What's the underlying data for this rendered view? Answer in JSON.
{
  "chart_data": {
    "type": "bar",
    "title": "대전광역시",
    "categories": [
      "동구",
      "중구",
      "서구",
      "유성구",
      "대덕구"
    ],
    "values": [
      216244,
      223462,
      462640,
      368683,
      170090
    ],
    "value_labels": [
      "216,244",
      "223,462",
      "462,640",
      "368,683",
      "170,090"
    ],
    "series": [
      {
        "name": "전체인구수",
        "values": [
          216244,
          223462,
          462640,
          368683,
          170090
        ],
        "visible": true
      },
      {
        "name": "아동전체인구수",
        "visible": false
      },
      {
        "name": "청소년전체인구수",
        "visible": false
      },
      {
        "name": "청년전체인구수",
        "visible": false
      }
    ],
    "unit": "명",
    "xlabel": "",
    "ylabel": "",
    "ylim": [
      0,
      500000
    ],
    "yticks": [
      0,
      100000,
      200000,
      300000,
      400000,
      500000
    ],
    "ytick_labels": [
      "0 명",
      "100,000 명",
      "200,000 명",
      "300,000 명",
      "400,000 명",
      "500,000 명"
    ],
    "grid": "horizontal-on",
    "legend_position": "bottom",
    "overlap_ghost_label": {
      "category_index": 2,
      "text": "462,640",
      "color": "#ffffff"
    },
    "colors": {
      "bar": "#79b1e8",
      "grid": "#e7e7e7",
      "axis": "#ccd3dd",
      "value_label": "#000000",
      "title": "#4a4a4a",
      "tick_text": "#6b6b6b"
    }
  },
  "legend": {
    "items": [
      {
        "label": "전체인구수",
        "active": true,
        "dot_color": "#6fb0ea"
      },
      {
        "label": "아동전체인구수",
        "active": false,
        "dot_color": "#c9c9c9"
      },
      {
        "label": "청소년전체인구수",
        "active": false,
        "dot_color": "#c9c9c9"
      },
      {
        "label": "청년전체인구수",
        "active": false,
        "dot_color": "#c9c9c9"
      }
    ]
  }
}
§
## [Written request]
Restate the listing in full, word for word.

## [Written solution]
What's the underlying data for this rendered view? Answer in JSON.
{
  "chart_data": {
    "type": "bar",
    "title": "대전광역시",
    "categories": [
      "동구",
      "중구",
      "서구",
      "유성구",
      "대덕구"
    ],
    "values": [
      216244,
      223462,
      462640,
      368683,
      170090
    ],
    "value_labels": [
      "216,244",
      "223,462",
      "462,640",
      "368,683",
      "170,090"
    ],
    "series": [
      {
        "name": "전체인구수",
        "values": [
          216244,
          223462,
          462640,
          368683,
          170090
        ],
        "visible": true
      },
      {
        "name": "아동전체인구수",
        "visible": false
      },
      {
        "name": "청소년전체인구수",
        "visible": false
      },
      {
        "name": "청년전체인구수",
        "visible": false
      }
    ],
    "unit": "명",
    "xlabel": "",
    "ylabel": "",
    "ylim": [
      0,
      500000
    ],
    "yticks": [
      0,
      100000,
      200000,
      300000,
      400000,
      500000
    ],
    "ytick_labels": [
      "0 명",
      "100,000 명",
      "200,000 명",
      "300,000 명",
      "400,000 명",
      "500,000 명"
    ],
    "grid": "horizontal-on",
    "legend_position": "bottom",
    "overlap_ghost_label": {
      "category_index": 2,
      "text": "462,640",
      "color": "#ffffff"
    },
    "colors": {
      "bar": "#79b1e8",
      "grid": "#e7e7e7",
      "axis": "#ccd3dd",
      "value_label": "#000000",
      "title": "#4a4a4a",
      "tick_text": "#6b6b6b"
    }
  },
  "legend": {
    "items": [
      {
        "label": "전체인구수",
        "active": true,
        "dot_color": "#6fb0ea"
      },
      {
        "label": "아동전체인구수",
        "active": false,
        "dot_color": "#c9c9c9"
      },
      {
        "label": "청소년전체인구수",
        "active": false,
        "dot_color": "#c9c9c9"
      },
      {
        "label": "청년전체인구수",
        "active": false,
        "dot_color": "#c9c9c9"
      }
    ]
  }
}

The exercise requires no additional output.